(Dataset rows describing interfaces)

+===+

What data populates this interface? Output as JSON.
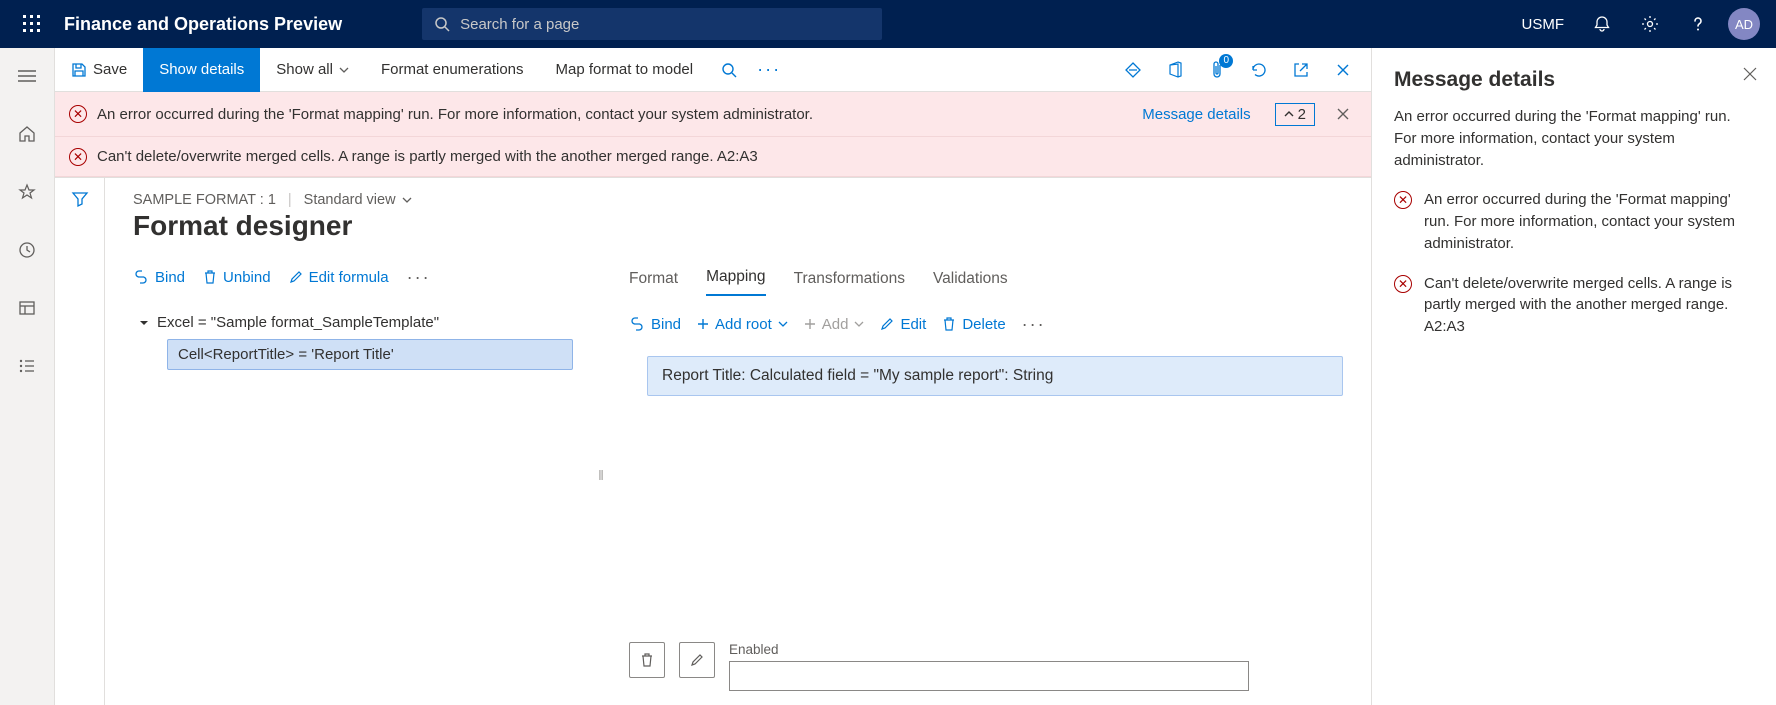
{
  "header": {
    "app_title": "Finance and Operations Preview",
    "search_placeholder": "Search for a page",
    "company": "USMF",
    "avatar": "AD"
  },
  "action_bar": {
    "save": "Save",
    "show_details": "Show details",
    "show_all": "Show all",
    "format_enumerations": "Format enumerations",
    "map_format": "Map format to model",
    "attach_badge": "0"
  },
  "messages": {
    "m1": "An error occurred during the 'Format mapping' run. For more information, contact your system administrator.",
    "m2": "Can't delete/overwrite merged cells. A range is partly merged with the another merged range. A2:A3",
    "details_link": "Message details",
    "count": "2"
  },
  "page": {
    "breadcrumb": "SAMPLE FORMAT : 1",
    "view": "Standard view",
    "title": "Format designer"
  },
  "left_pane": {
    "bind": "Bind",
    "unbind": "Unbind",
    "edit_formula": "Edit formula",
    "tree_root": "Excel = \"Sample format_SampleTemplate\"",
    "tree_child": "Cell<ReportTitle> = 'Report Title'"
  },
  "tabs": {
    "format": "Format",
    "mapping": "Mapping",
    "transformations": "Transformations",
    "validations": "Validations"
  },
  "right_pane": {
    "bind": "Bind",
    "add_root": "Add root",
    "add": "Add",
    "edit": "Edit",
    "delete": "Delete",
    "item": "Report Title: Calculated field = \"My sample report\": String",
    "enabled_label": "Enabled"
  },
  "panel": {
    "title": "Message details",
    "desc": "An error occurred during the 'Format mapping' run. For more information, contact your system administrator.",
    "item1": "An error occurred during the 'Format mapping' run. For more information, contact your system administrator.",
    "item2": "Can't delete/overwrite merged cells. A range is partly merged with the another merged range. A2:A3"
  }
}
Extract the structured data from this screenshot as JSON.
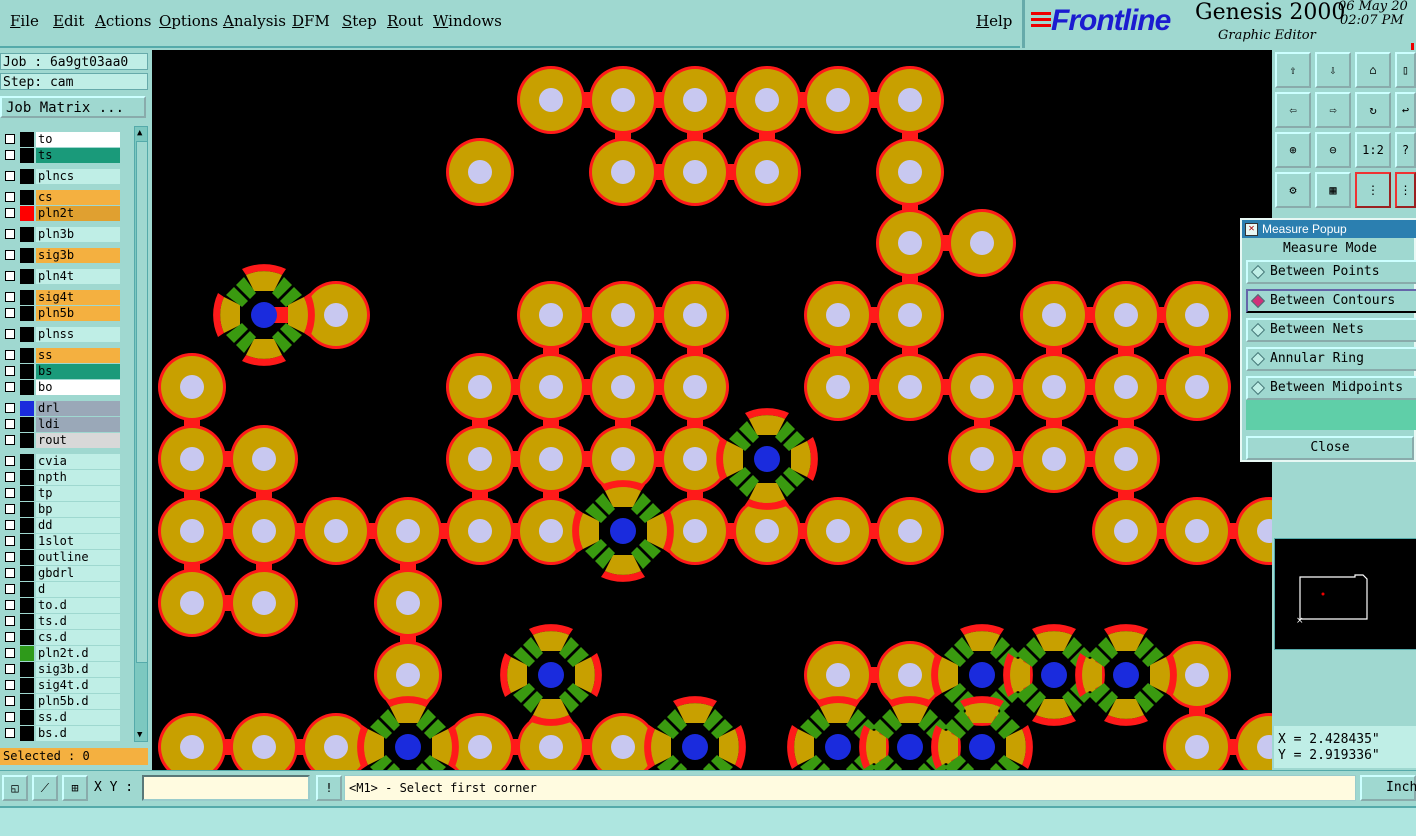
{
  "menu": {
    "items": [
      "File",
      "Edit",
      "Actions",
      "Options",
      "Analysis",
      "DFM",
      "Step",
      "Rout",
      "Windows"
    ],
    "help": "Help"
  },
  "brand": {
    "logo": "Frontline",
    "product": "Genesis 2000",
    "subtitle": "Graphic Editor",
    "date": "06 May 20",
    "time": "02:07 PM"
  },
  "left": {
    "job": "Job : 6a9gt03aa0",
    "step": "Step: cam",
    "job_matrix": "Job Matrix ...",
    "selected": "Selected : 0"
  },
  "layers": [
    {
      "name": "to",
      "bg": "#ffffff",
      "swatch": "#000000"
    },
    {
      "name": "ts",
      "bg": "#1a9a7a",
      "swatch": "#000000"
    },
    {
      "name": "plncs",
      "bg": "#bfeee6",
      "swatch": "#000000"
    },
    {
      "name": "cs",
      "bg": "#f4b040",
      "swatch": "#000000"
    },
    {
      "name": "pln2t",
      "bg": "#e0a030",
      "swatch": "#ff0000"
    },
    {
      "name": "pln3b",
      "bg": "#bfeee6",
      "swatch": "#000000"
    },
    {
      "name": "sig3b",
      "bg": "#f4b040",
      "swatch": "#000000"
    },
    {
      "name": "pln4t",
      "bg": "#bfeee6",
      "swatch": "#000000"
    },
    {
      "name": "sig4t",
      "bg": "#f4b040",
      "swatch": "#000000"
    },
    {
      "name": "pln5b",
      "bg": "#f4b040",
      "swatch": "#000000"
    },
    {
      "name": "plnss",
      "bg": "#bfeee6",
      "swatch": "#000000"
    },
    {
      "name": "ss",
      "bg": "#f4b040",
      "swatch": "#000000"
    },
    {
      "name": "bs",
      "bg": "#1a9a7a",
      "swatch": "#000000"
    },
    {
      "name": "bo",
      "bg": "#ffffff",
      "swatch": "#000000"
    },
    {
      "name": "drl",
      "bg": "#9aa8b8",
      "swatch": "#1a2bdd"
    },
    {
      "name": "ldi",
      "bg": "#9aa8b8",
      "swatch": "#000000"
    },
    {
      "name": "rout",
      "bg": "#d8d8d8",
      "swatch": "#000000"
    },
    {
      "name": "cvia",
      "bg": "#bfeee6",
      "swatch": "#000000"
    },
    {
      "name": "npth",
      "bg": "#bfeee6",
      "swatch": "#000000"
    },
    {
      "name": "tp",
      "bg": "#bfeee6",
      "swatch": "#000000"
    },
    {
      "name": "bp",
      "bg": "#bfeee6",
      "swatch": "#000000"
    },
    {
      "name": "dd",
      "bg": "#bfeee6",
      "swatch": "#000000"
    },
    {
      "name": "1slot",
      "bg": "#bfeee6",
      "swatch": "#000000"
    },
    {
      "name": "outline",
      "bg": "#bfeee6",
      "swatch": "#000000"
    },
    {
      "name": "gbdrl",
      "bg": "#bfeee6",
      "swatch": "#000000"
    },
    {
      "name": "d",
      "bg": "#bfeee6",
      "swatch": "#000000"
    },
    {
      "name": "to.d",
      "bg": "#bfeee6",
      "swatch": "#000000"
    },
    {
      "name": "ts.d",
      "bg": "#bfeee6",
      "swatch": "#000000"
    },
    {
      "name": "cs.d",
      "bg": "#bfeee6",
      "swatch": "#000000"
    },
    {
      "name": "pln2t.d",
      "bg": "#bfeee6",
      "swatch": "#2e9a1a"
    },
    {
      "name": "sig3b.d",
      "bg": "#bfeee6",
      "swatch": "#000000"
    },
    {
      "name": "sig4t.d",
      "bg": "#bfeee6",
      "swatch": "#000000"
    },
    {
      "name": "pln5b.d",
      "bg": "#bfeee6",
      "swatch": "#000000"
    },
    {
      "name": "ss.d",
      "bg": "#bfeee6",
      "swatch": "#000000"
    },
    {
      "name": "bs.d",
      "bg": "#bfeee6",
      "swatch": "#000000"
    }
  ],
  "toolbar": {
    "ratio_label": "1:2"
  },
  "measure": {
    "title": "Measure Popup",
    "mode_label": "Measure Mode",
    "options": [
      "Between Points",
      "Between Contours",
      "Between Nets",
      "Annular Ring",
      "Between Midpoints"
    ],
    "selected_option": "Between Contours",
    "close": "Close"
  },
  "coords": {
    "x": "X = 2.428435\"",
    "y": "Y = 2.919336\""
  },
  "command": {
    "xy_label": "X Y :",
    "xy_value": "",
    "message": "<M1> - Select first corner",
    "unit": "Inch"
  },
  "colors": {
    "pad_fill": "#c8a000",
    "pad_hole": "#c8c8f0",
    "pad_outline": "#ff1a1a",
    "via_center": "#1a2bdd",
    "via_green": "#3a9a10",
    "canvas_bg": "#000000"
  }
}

+===+

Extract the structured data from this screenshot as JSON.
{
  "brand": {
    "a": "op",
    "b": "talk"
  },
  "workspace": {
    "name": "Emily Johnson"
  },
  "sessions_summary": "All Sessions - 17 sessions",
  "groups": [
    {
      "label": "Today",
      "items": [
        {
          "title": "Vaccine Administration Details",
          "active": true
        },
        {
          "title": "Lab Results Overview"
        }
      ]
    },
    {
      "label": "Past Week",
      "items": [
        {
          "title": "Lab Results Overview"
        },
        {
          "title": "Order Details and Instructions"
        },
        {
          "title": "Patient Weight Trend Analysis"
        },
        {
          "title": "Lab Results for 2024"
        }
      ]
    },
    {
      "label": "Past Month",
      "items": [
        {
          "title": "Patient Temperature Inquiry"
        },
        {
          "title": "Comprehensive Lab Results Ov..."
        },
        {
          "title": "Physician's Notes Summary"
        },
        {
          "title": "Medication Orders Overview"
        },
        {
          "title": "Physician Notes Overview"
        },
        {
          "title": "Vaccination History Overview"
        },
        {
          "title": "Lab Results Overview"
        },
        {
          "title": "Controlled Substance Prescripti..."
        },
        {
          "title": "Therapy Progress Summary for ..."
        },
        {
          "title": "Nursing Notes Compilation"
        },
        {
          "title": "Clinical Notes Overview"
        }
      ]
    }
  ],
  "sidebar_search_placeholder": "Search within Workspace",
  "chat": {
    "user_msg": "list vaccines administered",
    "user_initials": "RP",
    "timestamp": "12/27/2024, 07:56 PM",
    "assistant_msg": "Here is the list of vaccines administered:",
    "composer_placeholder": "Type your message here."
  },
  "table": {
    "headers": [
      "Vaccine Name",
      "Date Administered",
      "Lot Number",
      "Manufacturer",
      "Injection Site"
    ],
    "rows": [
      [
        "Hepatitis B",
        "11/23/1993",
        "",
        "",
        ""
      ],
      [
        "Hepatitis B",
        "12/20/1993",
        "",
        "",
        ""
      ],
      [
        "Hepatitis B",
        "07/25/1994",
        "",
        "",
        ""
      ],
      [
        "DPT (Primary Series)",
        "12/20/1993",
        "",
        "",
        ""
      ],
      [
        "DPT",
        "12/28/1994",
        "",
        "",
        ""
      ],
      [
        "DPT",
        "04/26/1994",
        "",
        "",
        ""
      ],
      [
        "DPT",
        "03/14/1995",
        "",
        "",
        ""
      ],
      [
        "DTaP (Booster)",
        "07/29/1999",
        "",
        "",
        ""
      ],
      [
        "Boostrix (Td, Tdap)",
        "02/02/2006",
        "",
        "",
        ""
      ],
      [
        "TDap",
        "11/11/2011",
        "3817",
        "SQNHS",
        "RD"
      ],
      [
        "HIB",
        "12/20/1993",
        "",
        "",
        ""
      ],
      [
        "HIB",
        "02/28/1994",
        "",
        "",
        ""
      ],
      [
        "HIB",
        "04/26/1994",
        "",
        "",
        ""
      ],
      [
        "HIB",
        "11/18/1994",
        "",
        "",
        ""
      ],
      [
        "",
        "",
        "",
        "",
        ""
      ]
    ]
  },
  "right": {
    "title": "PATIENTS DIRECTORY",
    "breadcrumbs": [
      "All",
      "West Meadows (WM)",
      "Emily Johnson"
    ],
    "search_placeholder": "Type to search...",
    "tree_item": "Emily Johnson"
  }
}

+===+

◆ Assignment
Show all lines above containing "partly".

◆ The completed task
    "m2": "Can't delete/overwrite merged cells. A range is partly merged with the another merged range. A2:A3",
    "item2": "Can't delete/overwrite merged cells. A range is partly merged with the another merged range. A2:A3"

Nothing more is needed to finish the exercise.